>> begin Dataset records

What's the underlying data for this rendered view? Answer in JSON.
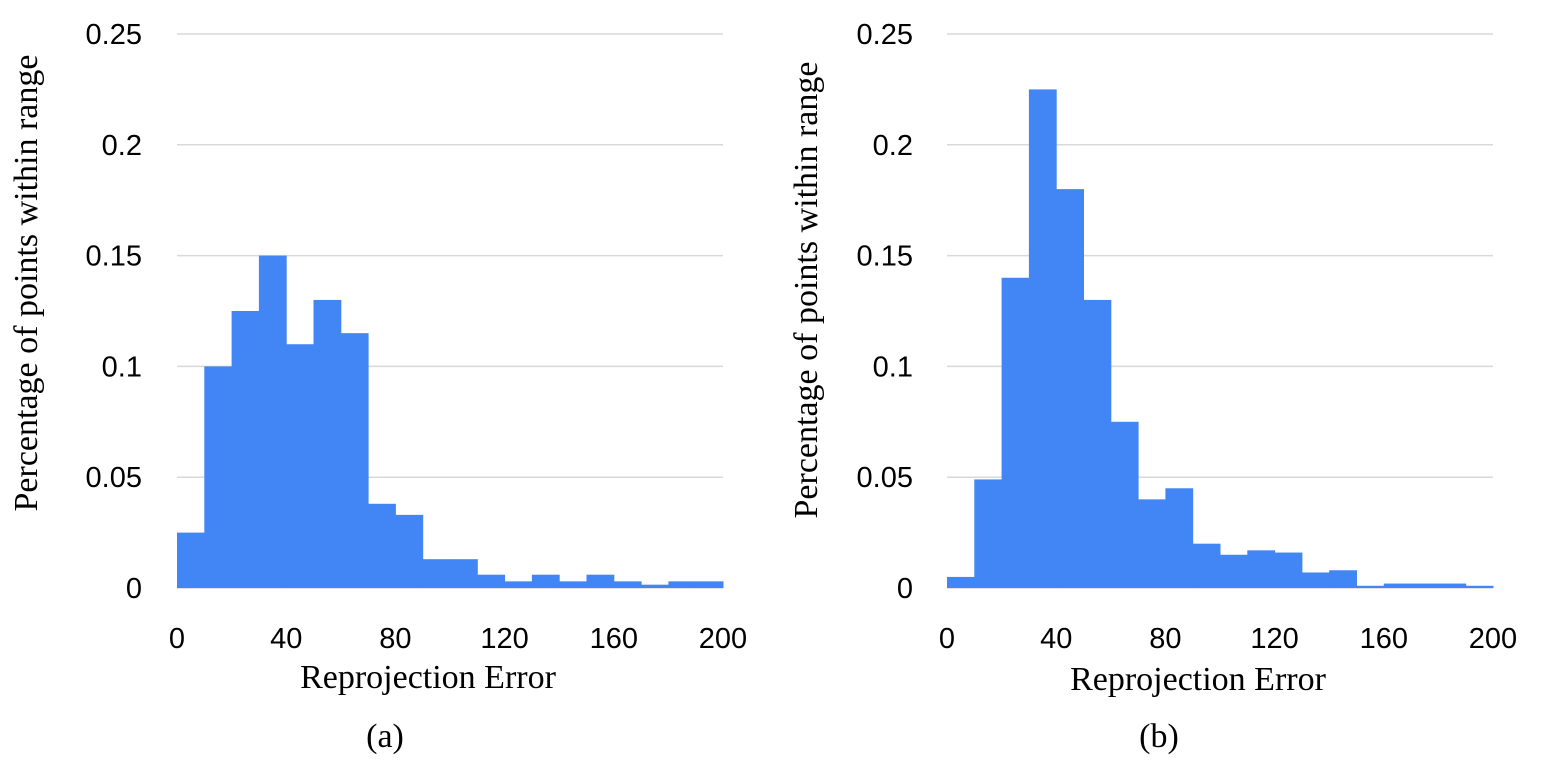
{
  "chart_data": [
    {
      "type": "bar",
      "panel_label": "(a)",
      "xlabel": "Reprojection Error",
      "ylabel": "Percentage of points within range",
      "xlim": [
        0,
        200
      ],
      "ylim": [
        0,
        0.25
      ],
      "x_ticks": [
        "0",
        "40",
        "80",
        "120",
        "160",
        "200"
      ],
      "y_ticks": [
        "0",
        "0.05",
        "0.1",
        "0.15",
        "0.2",
        "0.25"
      ],
      "grid": true,
      "bar_color": "#4285f4",
      "bin_width": 10,
      "categories": [
        "0",
        "10",
        "20",
        "30",
        "40",
        "50",
        "60",
        "70",
        "80",
        "90",
        "100",
        "110",
        "120",
        "130",
        "140",
        "150",
        "160",
        "170",
        "180",
        "190"
      ],
      "values": [
        0.025,
        0.1,
        0.125,
        0.15,
        0.11,
        0.13,
        0.115,
        0.038,
        0.033,
        0.013,
        0.013,
        0.006,
        0.003,
        0.006,
        0.003,
        0.006,
        0.003,
        0.0015,
        0.003,
        0.003
      ]
    },
    {
      "type": "bar",
      "panel_label": "(b)",
      "xlabel": "Reprojection Error",
      "ylabel": "Percentage of points within range",
      "xlim": [
        0,
        200
      ],
      "ylim": [
        0,
        0.25
      ],
      "x_ticks": [
        "0",
        "40",
        "80",
        "120",
        "160",
        "200"
      ],
      "y_ticks": [
        "0",
        "0.05",
        "0.1",
        "0.15",
        "0.2",
        "0.25"
      ],
      "grid": true,
      "bar_color": "#4285f4",
      "bin_width": 10,
      "categories": [
        "0",
        "10",
        "20",
        "30",
        "40",
        "50",
        "60",
        "70",
        "80",
        "90",
        "100",
        "110",
        "120",
        "130",
        "140",
        "150",
        "160",
        "170",
        "180",
        "190"
      ],
      "values": [
        0.005,
        0.049,
        0.14,
        0.225,
        0.18,
        0.13,
        0.075,
        0.04,
        0.045,
        0.02,
        0.015,
        0.017,
        0.016,
        0.007,
        0.008,
        0.001,
        0.002,
        0.002,
        0.002,
        0.001
      ]
    }
  ]
}
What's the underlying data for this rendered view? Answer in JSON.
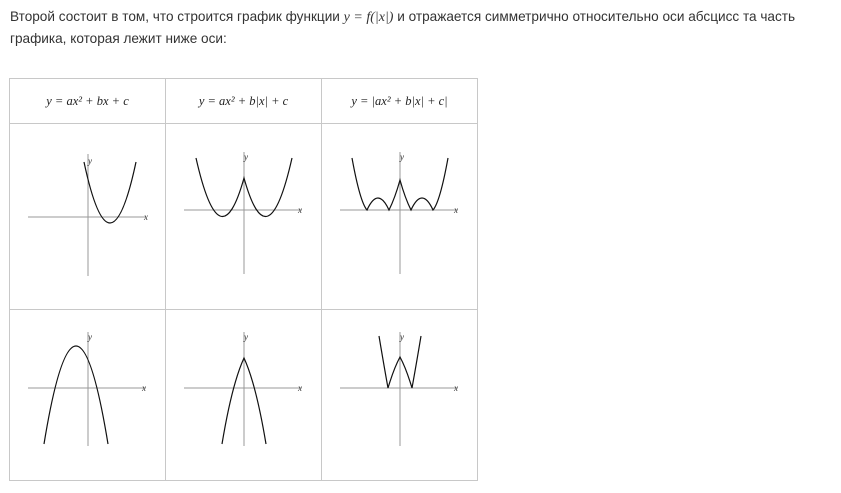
{
  "intro": {
    "part1": "Второй состоит в том, что строится график функции ",
    "formula": "y = f(|x|)",
    "part2": " и отражается симметрично относительно оси абсцисс та часть графика, которая лежит ниже оси:"
  },
  "table": {
    "headers": [
      "y = ax² + bx + c",
      "y = ax² + b|x| + c",
      "y = |ax² + b|x| + c|"
    ],
    "axis_labels": {
      "x": "x",
      "y": "y"
    }
  }
}
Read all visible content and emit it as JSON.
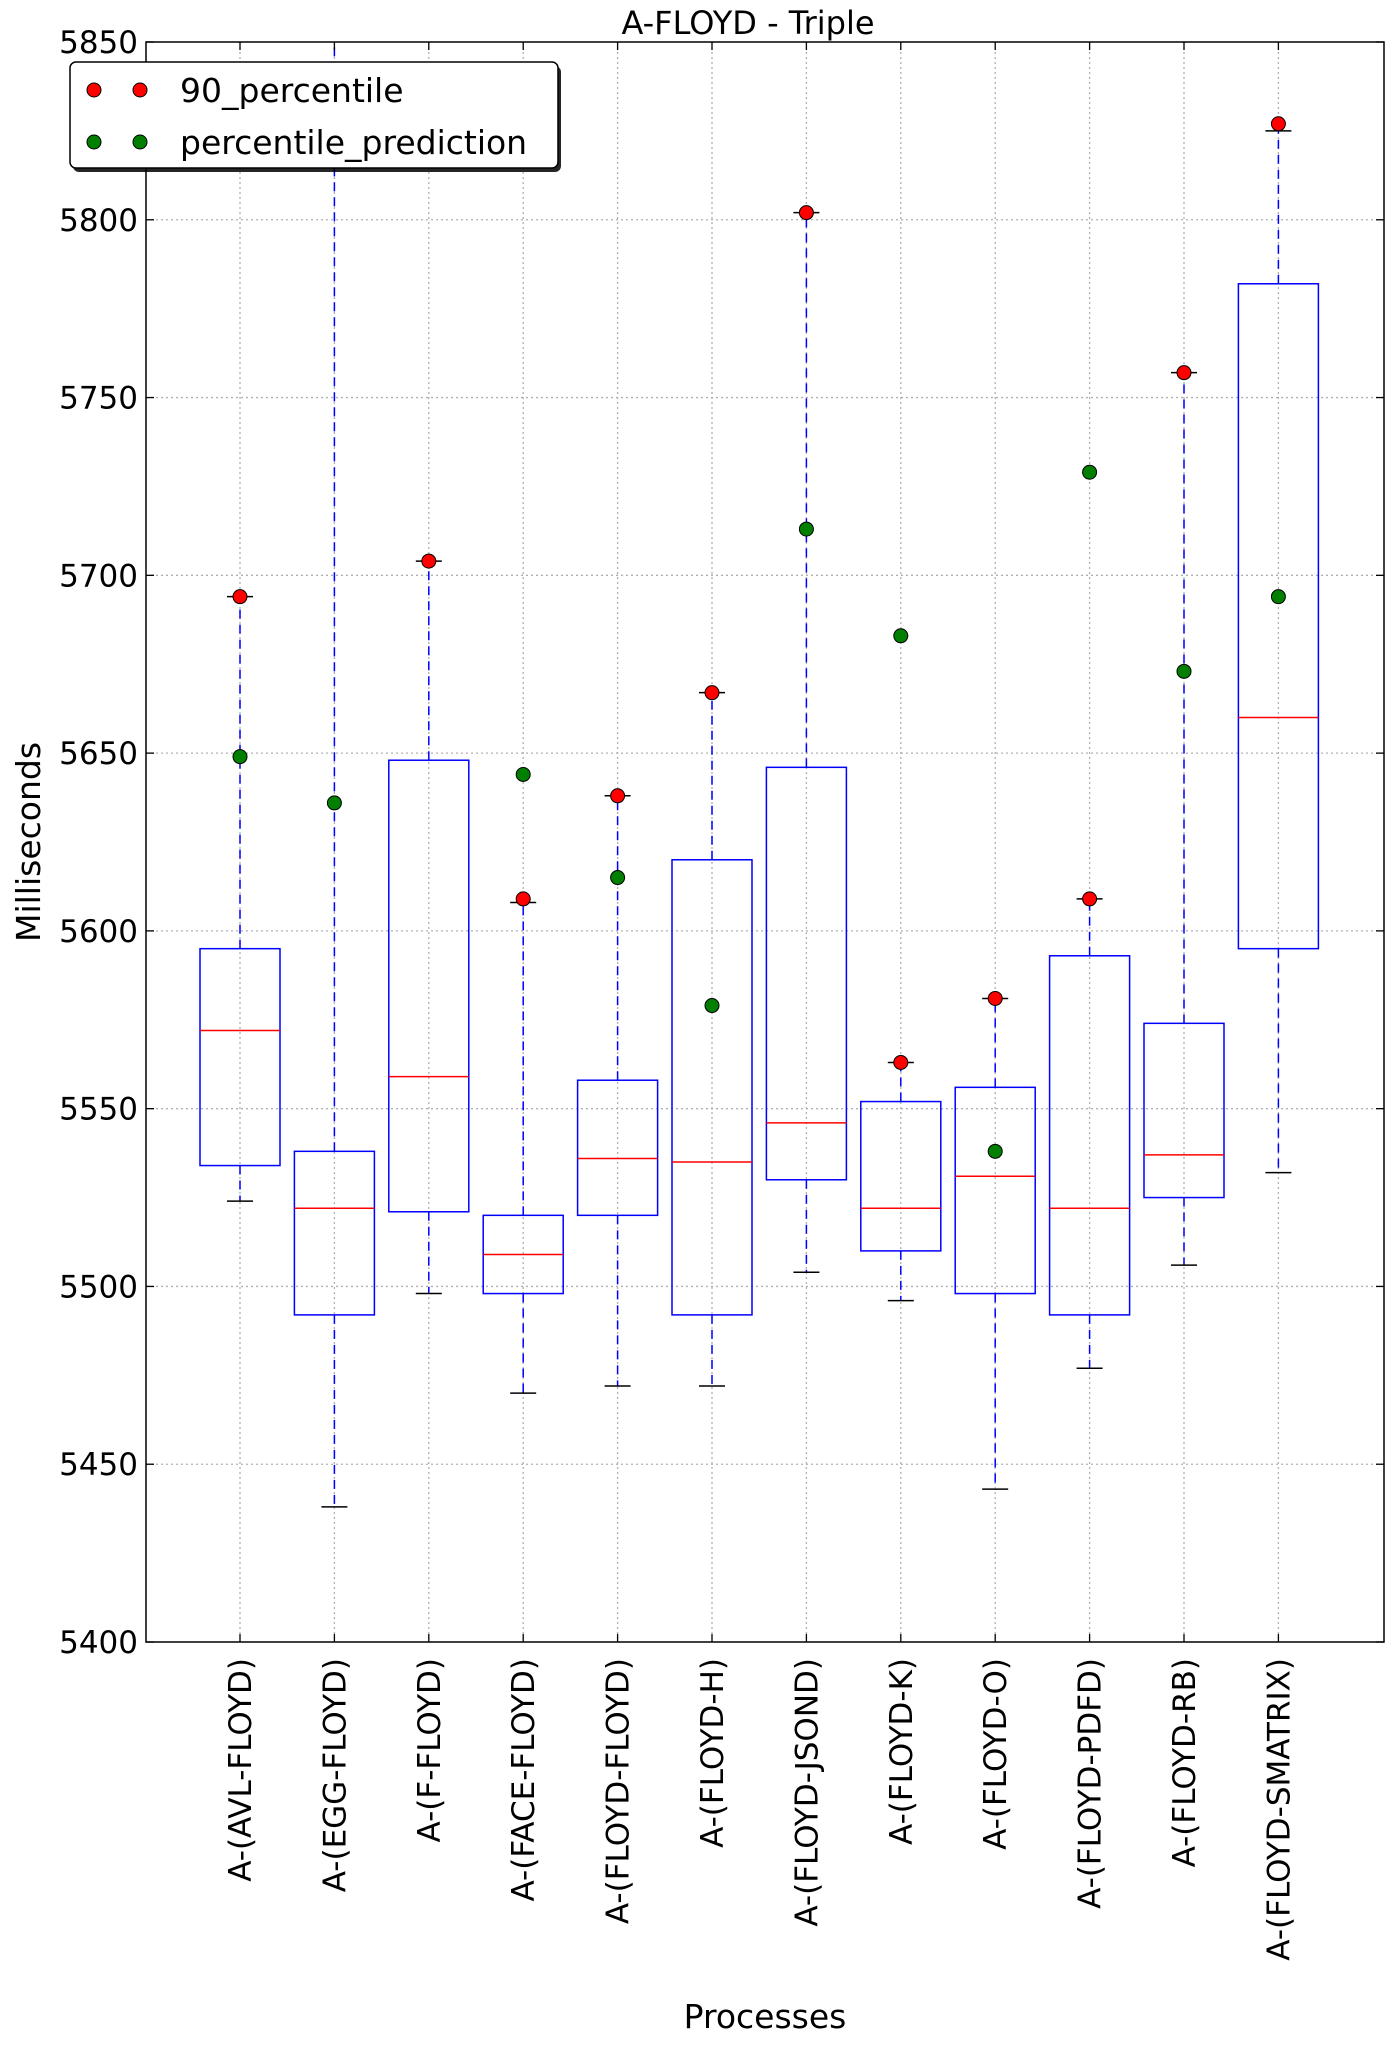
{
  "chart_data": {
    "type": "box",
    "title": "A-FLOYD - Triple",
    "xlabel": "Processes",
    "ylabel": "Milliseconds",
    "ylim": [
      5400,
      5850
    ],
    "yticks": [
      5400,
      5450,
      5500,
      5550,
      5600,
      5650,
      5700,
      5750,
      5800,
      5850
    ],
    "grid": true,
    "legend_position": "top-left",
    "colors": {
      "box": "#0000ff",
      "median": "#ff0000",
      "whisker": "#0000ff",
      "cap": "#000000",
      "percentile_90": "#ff0000",
      "prediction": "#007f00",
      "grid": "#b0b0b0"
    },
    "legend": [
      {
        "label": "90_percentile",
        "color": "#ff0000"
      },
      {
        "label": "percentile_prediction",
        "color": "#007f00"
      }
    ],
    "categories": [
      "A-(AVL-FLOYD)",
      "A-(EGG-FLOYD)",
      "A-(F-FLOYD)",
      "A-(FACE-FLOYD)",
      "A-(FLOYD-FLOYD)",
      "A-(FLOYD-H)",
      "A-(FLOYD-JSOND)",
      "A-(FLOYD-K)",
      "A-(FLOYD-O)",
      "A-(FLOYD-PDFD)",
      "A-(FLOYD-RB)",
      "A-(FLOYD-SMATRIX)"
    ],
    "boxes": [
      {
        "whislo": 5524,
        "q1": 5534,
        "med": 5572,
        "q3": 5595,
        "whishi": 5694
      },
      {
        "whislo": 5438,
        "q1": 5492,
        "med": 5522,
        "q3": 5538,
        "whishi": 5900
      },
      {
        "whislo": 5498,
        "q1": 5521,
        "med": 5559,
        "q3": 5648,
        "whishi": 5704
      },
      {
        "whislo": 5470,
        "q1": 5498,
        "med": 5509,
        "q3": 5520,
        "whishi": 5608
      },
      {
        "whislo": 5472,
        "q1": 5520,
        "med": 5536,
        "q3": 5558,
        "whishi": 5638
      },
      {
        "whislo": 5472,
        "q1": 5492,
        "med": 5535,
        "q3": 5620,
        "whishi": 5667
      },
      {
        "whislo": 5504,
        "q1": 5530,
        "med": 5546,
        "q3": 5646,
        "whishi": 5802
      },
      {
        "whislo": 5496,
        "q1": 5510,
        "med": 5522,
        "q3": 5552,
        "whishi": 5563
      },
      {
        "whislo": 5443,
        "q1": 5498,
        "med": 5531,
        "q3": 5556,
        "whishi": 5581
      },
      {
        "whislo": 5477,
        "q1": 5492,
        "med": 5522,
        "q3": 5593,
        "whishi": 5609
      },
      {
        "whislo": 5506,
        "q1": 5525,
        "med": 5537,
        "q3": 5574,
        "whishi": 5757
      },
      {
        "whislo": 5532,
        "q1": 5595,
        "med": 5660,
        "q3": 5782,
        "whishi": 5825
      }
    ],
    "series": [
      {
        "name": "90_percentile",
        "values": [
          5694,
          null,
          5704,
          5609,
          5638,
          5667,
          5802,
          5563,
          5581,
          5609,
          5757,
          5827
        ]
      },
      {
        "name": "percentile_prediction",
        "values": [
          5649,
          5636,
          null,
          5644,
          5615,
          5579,
          5713,
          5683,
          5538,
          5729,
          5673,
          5694
        ]
      }
    ]
  }
}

>> end Dataset records

Stated task: Keep the pictures out of the copy and write out the data exactly as it stands.

The completed task:
What's the underlying data for this rendered view? Answer in JSON.
{
  "chart_data": [
    {
      "type": "bar",
      "panel_label": "(a)",
      "xlabel": "Reprojection Error",
      "ylabel": "Percentage of points within range",
      "xlim": [
        0,
        200
      ],
      "ylim": [
        0,
        0.25
      ],
      "x_ticks": [
        "0",
        "40",
        "80",
        "120",
        "160",
        "200"
      ],
      "y_ticks": [
        "0",
        "0.05",
        "0.1",
        "0.15",
        "0.2",
        "0.25"
      ],
      "grid": true,
      "bar_color": "#4285f4",
      "bin_width": 10,
      "categories": [
        "0",
        "10",
        "20",
        "30",
        "40",
        "50",
        "60",
        "70",
        "80",
        "90",
        "100",
        "110",
        "120",
        "130",
        "140",
        "150",
        "160",
        "170",
        "180",
        "190"
      ],
      "values": [
        0.025,
        0.1,
        0.125,
        0.15,
        0.11,
        0.13,
        0.115,
        0.038,
        0.033,
        0.013,
        0.013,
        0.006,
        0.003,
        0.006,
        0.003,
        0.006,
        0.003,
        0.0015,
        0.003,
        0.003
      ]
    },
    {
      "type": "bar",
      "panel_label": "(b)",
      "xlabel": "Reprojection Error",
      "ylabel": "Percentage of points within range",
      "xlim": [
        0,
        200
      ],
      "ylim": [
        0,
        0.25
      ],
      "x_ticks": [
        "0",
        "40",
        "80",
        "120",
        "160",
        "200"
      ],
      "y_ticks": [
        "0",
        "0.05",
        "0.1",
        "0.15",
        "0.2",
        "0.25"
      ],
      "grid": true,
      "bar_color": "#4285f4",
      "bin_width": 10,
      "categories": [
        "0",
        "10",
        "20",
        "30",
        "40",
        "50",
        "60",
        "70",
        "80",
        "90",
        "100",
        "110",
        "120",
        "130",
        "140",
        "150",
        "160",
        "170",
        "180",
        "190"
      ],
      "values": [
        0.005,
        0.049,
        0.14,
        0.225,
        0.18,
        0.13,
        0.075,
        0.04,
        0.045,
        0.02,
        0.015,
        0.017,
        0.016,
        0.007,
        0.008,
        0.001,
        0.002,
        0.002,
        0.002,
        0.001
      ]
    }
  ]
}
What's the underlying data for this rendered view? Answer in JSON.
{
  "intro": {
    "part1": "Второй состоит в том, что строится график функции ",
    "formula": "y = f(|x|)",
    "part2": " и отражается симметрично относительно оси абсцисс та часть графика, которая лежит ниже оси:"
  },
  "table": {
    "headers": [
      "y = ax² + bx + c",
      "y = ax² + b|x| + c",
      "y = |ax² + b|x| + c|"
    ],
    "axis_labels": {
      "x": "x",
      "y": "y"
    }
  }
}
Read all visible content and emit it as JSON.
{
  "chart_data": {
    "type": "box",
    "title": "A-FLOYD - Triple",
    "xlabel": "Processes",
    "ylabel": "Milliseconds",
    "ylim": [
      5400,
      5850
    ],
    "yticks": [
      5400,
      5450,
      5500,
      5550,
      5600,
      5650,
      5700,
      5750,
      5800,
      5850
    ],
    "grid": true,
    "legend_position": "top-left",
    "colors": {
      "box": "#0000ff",
      "median": "#ff0000",
      "whisker": "#0000ff",
      "cap": "#000000",
      "percentile_90": "#ff0000",
      "prediction": "#007f00",
      "grid": "#b0b0b0"
    },
    "legend": [
      {
        "label": "90_percentile",
        "color": "#ff0000"
      },
      {
        "label": "percentile_prediction",
        "color": "#007f00"
      }
    ],
    "categories": [
      "A-(AVL-FLOYD)",
      "A-(EGG-FLOYD)",
      "A-(F-FLOYD)",
      "A-(FACE-FLOYD)",
      "A-(FLOYD-FLOYD)",
      "A-(FLOYD-H)",
      "A-(FLOYD-JSOND)",
      "A-(FLOYD-K)",
      "A-(FLOYD-O)",
      "A-(FLOYD-PDFD)",
      "A-(FLOYD-RB)",
      "A-(FLOYD-SMATRIX)"
    ],
    "boxes": [
      {
        "whislo": 5524,
        "q1": 5534,
        "med": 5572,
        "q3": 5595,
        "whishi": 5694
      },
      {
        "whislo": 5438,
        "q1": 5492,
        "med": 5522,
        "q3": 5538,
        "whishi": 5900
      },
      {
        "whislo": 5498,
        "q1": 5521,
        "med": 5559,
        "q3": 5648,
        "whishi": 5704
      },
      {
        "whislo": 5470,
        "q1": 5498,
        "med": 5509,
        "q3": 5520,
        "whishi": 5608
      },
      {
        "whislo": 5472,
        "q1": 5520,
        "med": 5536,
        "q3": 5558,
        "whishi": 5638
      },
      {
        "whislo": 5472,
        "q1": 5492,
        "med": 5535,
        "q3": 5620,
        "whishi": 5667
      },
      {
        "whislo": 5504,
        "q1": 5530,
        "med": 5546,
        "q3": 5646,
        "whishi": 5802
      },
      {
        "whislo": 5496,
        "q1": 5510,
        "med": 5522,
        "q3": 5552,
        "whishi": 5563
      },
      {
        "whislo": 5443,
        "q1": 5498,
        "med": 5531,
        "q3": 5556,
        "whishi": 5581
      },
      {
        "whislo": 5477,
        "q1": 5492,
        "med": 5522,
        "q3": 5593,
        "whishi": 5609
      },
      {
        "whislo": 5506,
        "q1": 5525,
        "med": 5537,
        "q3": 5574,
        "whishi": 5757
      },
      {
        "whislo": 5532,
        "q1": 5595,
        "med": 5660,
        "q3": 5782,
        "whishi": 5825
      }
    ],
    "series": [
      {
        "name": "90_percentile",
        "values": [
          5694,
          null,
          5704,
          5609,
          5638,
          5667,
          5802,
          5563,
          5581,
          5609,
          5757,
          5827
        ]
      },
      {
        "name": "percentile_prediction",
        "values": [
          5649,
          5636,
          null,
          5644,
          5615,
          5579,
          5713,
          5683,
          5538,
          5729,
          5673,
          5694
        ]
      }
    ]
  }
}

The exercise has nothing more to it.